__TEXT PROVIDED__
Fatal error: Call to undefined function XYZ


Usually, this happens because you've stored a function in some file and it hasn't been included, or you were removing some code but didn't clean it all up completely, or maybe you have a typo in your function name. No matter what, it's because you're calling a function that doesn't exist. Example:

 
function do_my_bidding()
{
}
 
domybidding(); // Throws the error because we're missing the _ characters in the name. 



Notice: Use of undefined constant XYZ - assumed 'XYZ'


This is almost always the result of a missing $ in front of a variable. For example:

$hello = "world";
echo hello; // Notice: Use of undefined constant hello - assumed 'hello' in...


If PHP just sees something in the middle of code that looks like it should be treated like a value, then it will try to figure out whether you wanted a string, a constant, or a variable. Without a $ sign, it throws out the possibility of it being a variable, so it then checks to see if there's a constant with that name. If there's no constant, then it throws the warning and then assumes that you wanted the string, so in the above example, it would echo out the word "hello".




HEADER / HTTP ERRORS



Warning: Cannot modify header information - headers already sent


To understand this, you need to understand some basics about how HTTP works. When a browser sends a request to the web server, it gets back a response that is made up of 2 parts. The first part is the HTTP header and the second part is the body / content. The header contains some basic information about the response, such as how long the response content is, the date the content was last modified, the server type, the date/time on the server, and it can also contain instructions to the browser, such as telling the browser to store some cookies or maybe redirect to another page.


The content, on the other hand, is the normal stuff you see when you view the source of the page. For a web page, the content section of the response would contain HTML. For an image, the content section would contain the raw image bytes, and so on.


The rules for HTTP say that the HTTP headers all have to be together, and that a blank line will indicate the end of the headers and the start of the content. So a response basically looks like:

HTTP Header
HTTP Header
HTTP Header
 
<blank line>
 
HTTP Content...


Now, when you use the header() line in PHP, or if you're using session_start(), then you're trying to tell PHP to modify/add the appropriate HTTP headers. However, the moment that any NON-header content is rendered (even a single white space or a blank line), then PHP assumes that you are finished modifying the headers, and so it will send the headers back to the browser, and then wait for you to finish the content. So once those headers are sent, you can't change them anymore, and THAT is what this error is about. Basically, to solve this, you have to find the non-header content and remove it, or re-order your code, or use a more drastic solution like output buffering (ob_start()) so that nothing is sent to the browser until everything is finished.


Reproducing this issue is easy:

<?php
header("X-My-Header-1: hello"); // This will work okay.

__ROWS__
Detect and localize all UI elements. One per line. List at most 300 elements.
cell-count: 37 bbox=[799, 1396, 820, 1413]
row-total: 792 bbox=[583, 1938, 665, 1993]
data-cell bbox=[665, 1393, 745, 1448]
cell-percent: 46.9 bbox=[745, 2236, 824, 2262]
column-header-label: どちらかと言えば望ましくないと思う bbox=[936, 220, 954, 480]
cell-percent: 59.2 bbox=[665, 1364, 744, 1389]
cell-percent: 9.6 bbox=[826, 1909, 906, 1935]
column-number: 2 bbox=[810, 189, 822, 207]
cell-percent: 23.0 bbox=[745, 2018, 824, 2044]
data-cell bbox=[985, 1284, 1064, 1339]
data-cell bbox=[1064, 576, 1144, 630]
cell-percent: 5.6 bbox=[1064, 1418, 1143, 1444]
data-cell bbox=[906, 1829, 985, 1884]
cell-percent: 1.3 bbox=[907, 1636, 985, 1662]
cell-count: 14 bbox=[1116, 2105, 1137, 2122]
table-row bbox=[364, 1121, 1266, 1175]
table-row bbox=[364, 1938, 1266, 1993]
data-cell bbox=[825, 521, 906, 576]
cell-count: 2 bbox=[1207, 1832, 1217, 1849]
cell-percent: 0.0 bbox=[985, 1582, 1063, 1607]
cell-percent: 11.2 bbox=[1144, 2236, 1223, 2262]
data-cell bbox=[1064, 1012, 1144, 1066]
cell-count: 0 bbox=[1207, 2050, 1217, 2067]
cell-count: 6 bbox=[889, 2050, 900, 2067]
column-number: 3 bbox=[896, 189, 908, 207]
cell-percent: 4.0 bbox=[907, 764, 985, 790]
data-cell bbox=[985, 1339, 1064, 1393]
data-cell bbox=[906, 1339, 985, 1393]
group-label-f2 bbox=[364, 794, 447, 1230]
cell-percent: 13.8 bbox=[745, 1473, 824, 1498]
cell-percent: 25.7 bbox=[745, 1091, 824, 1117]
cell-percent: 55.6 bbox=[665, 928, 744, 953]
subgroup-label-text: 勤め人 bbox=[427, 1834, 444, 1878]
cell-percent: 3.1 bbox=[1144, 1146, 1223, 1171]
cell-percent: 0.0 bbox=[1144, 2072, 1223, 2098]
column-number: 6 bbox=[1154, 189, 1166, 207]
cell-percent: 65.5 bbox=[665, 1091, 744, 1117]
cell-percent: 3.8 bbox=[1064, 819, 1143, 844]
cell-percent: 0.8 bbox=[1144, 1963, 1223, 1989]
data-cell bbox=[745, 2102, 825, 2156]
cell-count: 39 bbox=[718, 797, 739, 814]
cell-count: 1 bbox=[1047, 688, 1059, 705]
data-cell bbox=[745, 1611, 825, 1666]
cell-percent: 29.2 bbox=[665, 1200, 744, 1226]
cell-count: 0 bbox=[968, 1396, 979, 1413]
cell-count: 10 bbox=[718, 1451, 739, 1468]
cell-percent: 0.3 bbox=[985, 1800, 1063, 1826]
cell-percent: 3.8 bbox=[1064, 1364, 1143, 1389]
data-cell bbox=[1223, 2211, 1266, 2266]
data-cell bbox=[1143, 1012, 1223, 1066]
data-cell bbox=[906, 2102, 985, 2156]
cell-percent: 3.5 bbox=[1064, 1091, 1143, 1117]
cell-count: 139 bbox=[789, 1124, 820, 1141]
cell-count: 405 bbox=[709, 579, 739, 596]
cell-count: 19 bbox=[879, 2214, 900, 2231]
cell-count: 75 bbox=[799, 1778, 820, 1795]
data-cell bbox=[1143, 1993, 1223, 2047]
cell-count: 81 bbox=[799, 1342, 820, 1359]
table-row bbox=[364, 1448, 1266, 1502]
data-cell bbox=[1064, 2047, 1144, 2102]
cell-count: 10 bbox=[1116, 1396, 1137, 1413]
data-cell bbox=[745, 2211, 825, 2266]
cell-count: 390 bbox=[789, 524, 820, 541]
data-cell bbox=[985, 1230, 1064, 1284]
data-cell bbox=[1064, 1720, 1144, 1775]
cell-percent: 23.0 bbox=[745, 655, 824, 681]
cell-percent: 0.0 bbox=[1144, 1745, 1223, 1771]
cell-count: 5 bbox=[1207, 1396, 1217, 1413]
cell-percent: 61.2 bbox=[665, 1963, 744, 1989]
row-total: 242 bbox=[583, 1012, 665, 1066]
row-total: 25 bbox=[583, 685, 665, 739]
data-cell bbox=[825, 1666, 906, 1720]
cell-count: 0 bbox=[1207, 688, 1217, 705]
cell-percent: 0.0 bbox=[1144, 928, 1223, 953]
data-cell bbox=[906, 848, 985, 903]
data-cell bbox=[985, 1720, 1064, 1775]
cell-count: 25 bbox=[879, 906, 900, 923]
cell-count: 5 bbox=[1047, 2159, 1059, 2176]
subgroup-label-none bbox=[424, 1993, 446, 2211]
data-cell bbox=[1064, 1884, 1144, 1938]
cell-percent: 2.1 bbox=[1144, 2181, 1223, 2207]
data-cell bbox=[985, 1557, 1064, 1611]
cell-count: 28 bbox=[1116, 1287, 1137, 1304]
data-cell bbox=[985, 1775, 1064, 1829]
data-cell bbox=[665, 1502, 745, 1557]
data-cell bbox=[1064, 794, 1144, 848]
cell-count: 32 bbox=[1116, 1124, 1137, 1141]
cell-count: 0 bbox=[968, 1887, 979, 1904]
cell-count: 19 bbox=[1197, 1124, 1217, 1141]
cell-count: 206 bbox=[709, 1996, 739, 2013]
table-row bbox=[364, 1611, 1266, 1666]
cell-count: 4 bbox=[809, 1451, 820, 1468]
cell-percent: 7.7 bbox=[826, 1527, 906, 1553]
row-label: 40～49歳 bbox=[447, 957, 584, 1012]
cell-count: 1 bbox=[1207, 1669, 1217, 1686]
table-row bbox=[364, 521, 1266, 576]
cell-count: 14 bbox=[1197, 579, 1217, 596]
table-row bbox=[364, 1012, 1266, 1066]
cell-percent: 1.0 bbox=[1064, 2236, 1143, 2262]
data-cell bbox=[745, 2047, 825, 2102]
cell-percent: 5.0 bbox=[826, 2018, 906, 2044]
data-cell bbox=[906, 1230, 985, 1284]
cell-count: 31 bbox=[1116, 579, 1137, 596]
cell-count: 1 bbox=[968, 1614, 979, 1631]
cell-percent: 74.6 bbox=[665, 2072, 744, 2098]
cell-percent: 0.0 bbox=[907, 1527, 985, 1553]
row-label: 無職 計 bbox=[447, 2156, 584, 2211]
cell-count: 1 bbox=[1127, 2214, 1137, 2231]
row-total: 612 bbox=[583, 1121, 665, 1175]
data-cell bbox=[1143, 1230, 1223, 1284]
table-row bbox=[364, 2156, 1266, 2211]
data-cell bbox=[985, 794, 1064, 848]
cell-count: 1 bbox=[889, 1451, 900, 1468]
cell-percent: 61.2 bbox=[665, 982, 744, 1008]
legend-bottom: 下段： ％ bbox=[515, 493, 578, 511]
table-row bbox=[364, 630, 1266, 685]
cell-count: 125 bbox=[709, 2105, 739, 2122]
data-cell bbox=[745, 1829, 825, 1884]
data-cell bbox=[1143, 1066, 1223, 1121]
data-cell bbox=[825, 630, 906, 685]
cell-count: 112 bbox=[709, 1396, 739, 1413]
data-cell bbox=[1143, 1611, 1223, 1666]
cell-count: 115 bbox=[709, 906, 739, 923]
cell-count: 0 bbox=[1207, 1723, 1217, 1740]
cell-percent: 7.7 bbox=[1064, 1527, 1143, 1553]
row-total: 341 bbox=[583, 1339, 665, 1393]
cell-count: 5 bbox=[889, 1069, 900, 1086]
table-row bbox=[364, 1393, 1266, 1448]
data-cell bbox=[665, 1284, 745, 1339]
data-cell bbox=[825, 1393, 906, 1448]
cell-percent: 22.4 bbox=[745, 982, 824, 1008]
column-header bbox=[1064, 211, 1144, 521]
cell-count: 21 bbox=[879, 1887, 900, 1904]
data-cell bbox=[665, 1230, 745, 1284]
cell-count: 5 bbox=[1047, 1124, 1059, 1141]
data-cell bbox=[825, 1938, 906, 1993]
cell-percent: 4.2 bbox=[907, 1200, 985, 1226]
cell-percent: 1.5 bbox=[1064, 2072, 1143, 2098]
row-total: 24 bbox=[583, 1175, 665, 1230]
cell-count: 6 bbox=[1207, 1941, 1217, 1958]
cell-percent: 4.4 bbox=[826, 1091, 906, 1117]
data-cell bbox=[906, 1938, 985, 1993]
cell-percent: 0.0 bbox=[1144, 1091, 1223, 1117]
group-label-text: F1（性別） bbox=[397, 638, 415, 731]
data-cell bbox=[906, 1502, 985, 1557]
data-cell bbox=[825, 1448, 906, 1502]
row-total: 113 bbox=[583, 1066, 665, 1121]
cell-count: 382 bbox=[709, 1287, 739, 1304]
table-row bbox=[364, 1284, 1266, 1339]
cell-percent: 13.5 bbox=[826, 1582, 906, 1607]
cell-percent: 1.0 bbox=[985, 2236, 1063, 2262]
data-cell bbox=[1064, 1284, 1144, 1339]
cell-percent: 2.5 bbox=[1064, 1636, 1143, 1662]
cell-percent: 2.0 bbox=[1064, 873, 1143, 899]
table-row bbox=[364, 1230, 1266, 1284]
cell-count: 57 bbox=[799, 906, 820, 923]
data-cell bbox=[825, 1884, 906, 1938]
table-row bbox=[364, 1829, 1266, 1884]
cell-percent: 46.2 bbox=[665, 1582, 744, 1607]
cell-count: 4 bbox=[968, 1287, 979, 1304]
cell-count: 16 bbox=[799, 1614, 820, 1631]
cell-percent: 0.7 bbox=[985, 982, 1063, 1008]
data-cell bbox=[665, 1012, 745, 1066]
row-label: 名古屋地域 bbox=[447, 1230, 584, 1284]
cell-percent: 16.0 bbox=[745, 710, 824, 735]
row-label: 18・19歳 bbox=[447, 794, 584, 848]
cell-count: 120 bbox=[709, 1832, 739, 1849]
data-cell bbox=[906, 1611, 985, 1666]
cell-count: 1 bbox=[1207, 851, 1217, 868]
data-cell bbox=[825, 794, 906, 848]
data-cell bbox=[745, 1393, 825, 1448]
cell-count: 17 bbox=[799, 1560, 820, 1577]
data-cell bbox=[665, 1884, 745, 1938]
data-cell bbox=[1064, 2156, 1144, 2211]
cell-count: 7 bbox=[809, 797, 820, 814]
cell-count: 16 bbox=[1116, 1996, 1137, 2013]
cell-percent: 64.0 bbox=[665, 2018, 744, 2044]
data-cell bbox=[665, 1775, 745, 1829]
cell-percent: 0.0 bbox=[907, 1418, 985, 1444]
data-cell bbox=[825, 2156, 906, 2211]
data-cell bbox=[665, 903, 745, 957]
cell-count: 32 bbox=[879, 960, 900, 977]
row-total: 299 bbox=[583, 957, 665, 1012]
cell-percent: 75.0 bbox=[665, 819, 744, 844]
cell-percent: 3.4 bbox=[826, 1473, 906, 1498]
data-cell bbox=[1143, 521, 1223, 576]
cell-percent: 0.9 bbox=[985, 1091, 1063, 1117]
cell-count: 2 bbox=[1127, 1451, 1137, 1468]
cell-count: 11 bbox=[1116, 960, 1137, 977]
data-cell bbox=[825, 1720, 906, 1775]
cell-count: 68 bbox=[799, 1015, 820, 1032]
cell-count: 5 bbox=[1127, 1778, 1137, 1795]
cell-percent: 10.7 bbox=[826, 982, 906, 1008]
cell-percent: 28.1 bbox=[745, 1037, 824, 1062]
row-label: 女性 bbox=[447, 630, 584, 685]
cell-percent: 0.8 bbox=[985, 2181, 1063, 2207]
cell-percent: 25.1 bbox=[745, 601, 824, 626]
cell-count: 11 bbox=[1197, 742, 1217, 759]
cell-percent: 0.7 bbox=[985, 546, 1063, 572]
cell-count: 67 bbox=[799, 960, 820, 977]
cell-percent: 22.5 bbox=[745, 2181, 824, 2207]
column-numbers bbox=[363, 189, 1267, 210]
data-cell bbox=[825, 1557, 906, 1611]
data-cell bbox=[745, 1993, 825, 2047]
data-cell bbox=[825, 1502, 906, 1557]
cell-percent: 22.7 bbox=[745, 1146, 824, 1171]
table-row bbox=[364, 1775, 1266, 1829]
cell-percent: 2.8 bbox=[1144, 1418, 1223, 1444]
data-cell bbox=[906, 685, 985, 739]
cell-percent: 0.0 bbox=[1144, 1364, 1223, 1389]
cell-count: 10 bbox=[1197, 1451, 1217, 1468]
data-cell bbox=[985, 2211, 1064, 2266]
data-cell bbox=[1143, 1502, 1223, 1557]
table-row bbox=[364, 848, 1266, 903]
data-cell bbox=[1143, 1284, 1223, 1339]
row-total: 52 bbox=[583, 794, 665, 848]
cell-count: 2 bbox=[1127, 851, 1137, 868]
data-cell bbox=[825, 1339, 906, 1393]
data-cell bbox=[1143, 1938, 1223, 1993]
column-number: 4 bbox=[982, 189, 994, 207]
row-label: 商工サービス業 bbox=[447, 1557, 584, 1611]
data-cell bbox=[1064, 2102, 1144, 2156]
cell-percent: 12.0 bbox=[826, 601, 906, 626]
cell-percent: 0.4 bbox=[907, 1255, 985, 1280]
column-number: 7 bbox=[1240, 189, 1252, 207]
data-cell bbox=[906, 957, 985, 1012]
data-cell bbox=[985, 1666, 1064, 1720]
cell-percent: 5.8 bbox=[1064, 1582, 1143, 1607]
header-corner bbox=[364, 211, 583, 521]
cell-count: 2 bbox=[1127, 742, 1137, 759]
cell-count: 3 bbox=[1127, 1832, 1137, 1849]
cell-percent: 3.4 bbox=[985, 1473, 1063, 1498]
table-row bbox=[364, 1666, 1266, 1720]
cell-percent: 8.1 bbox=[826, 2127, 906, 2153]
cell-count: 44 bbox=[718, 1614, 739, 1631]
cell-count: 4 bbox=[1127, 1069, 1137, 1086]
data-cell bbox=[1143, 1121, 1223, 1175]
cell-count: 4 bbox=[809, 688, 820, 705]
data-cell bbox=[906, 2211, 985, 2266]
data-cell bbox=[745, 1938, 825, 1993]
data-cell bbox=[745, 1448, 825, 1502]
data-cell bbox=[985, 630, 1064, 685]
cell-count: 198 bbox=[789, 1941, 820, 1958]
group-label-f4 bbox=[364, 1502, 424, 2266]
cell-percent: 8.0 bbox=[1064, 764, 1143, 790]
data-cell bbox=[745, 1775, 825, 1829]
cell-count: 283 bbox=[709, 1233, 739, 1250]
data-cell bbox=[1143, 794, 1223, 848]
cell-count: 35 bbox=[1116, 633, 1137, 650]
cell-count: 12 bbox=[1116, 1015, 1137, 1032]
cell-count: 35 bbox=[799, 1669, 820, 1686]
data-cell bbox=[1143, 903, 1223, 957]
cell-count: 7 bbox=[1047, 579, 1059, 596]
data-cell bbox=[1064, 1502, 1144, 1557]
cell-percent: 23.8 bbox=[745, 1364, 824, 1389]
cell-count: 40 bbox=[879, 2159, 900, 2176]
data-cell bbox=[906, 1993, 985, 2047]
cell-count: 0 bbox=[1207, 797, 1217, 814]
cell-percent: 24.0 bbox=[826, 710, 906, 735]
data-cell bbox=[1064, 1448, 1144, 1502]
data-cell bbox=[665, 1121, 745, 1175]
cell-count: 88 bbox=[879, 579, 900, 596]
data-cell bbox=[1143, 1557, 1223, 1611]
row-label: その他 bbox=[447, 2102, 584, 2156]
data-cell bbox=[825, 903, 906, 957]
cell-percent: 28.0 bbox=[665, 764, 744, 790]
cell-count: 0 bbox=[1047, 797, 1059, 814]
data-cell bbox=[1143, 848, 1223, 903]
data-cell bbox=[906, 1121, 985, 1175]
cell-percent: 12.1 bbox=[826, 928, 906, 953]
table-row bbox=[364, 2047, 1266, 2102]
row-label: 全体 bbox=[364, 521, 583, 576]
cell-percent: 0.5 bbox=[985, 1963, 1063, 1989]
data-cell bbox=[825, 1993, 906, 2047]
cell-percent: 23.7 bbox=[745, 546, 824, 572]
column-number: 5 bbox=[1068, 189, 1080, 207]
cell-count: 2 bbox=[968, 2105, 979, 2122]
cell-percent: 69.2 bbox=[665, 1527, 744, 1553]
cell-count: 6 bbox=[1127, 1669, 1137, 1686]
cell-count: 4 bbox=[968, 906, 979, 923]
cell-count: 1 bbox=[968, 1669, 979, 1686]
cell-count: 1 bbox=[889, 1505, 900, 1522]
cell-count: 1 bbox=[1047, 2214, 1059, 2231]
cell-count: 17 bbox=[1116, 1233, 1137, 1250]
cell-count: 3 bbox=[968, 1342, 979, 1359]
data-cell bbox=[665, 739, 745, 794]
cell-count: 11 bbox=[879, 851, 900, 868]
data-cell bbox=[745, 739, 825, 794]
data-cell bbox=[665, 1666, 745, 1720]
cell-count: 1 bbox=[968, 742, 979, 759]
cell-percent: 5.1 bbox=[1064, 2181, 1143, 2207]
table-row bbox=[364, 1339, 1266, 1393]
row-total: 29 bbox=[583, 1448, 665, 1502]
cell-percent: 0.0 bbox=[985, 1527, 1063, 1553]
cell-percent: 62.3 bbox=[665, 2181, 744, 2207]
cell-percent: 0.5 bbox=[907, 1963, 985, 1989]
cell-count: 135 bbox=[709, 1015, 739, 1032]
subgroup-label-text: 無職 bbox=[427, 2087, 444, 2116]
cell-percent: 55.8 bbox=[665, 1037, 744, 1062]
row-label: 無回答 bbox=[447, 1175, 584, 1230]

__TO BE DONE__
A - Please rewrite the paragraph beginning "To understand this, you need to understand some basics" from the PHP errors text as a short bulleted list that keeps its main facts.
B - Answer these questions from the PHP errors text, one answer per line, marked the same way:
(i) What is almost always the cause of the notice about an undefined constant?
(ii) Under the rules for HTTP, what marks the end of the headers and the start of the content?
(iii) Which PHP function does the text name as an output buffering solution?
C - Continue the PHP errors text from the point where it stops.

__FINAL ANSWERS__
A -
- When a browser sends a request to a web server, the response has two parts: the HTTP header first, then the body/content.
- The header holds basic information about the response, such as the content length, the date the content was last modified, the server type, and the date/time on the server.
- The header can also give the browser instructions, such as storing cookies or redirecting to another page.

B -
(i) A missing $ in front of a variable.
(ii) A blank line.
(iii) ob_start().

C -
?>

<?php
header("X-My-Header-2: world"); // This will cause the error.
?> 


When we ended the first PHP block, we had some white space between that point and the start of the next PHP block, and that counts as CONTENT, so PHP will send (flush) the headers after the first one and when you try to modify the headers the second time, it will give you the warning since the headers have already been finished and sent.


Again, you can use ob_start() to enable output buffering as a quick fix:

<?php
ob_start();
header("X-My-Header-1: hello"); // This will work okay.
?>
 
<?php
header("X-My-Header-2: world"); // This will now work.
?> 


...but you should really review the pros and cons of output buffering before doing this. At a glance, output buffering will use up more memory and the browser won't be able to do any sort of incremental loading because it won't get anything at all from the server until ALL the headers and HTML content of the page has been generated. Usually the more appropriate fix is to simply eliminate the whitespace:

<?php
header("X-My-Header-1: hello"); // This will work okay.
header("X-My-Header-2: world"); // This will work okay, too.
?>




OBJECT-ORIENTED PROGRAMMING ERRORS



Notice: Trying to get property of non-object error
Fatal error: Call to a member function XYZ on a non-object


These two are almost the same error. They both occur when you try to use a regular variable as if it were an object:

$my_var = "Hello world";
echo $my_var->foo; // Notice: Trying to get property of non-object error
echo $my_var->bar(); // Fatal error: Call to a member function bar() on a non-object


So if you get that error and you THINK that $my_var should be an object, use something like var_dump() on it to inspect the value prior using it. Chances are that the variable may have been overwritten (e.g. it WAS an object but then some code changed it to a string or something). The "Call to a member function" error can also be due to a bad mysqli query when you're using the object-oriented style of mysqli (see further below).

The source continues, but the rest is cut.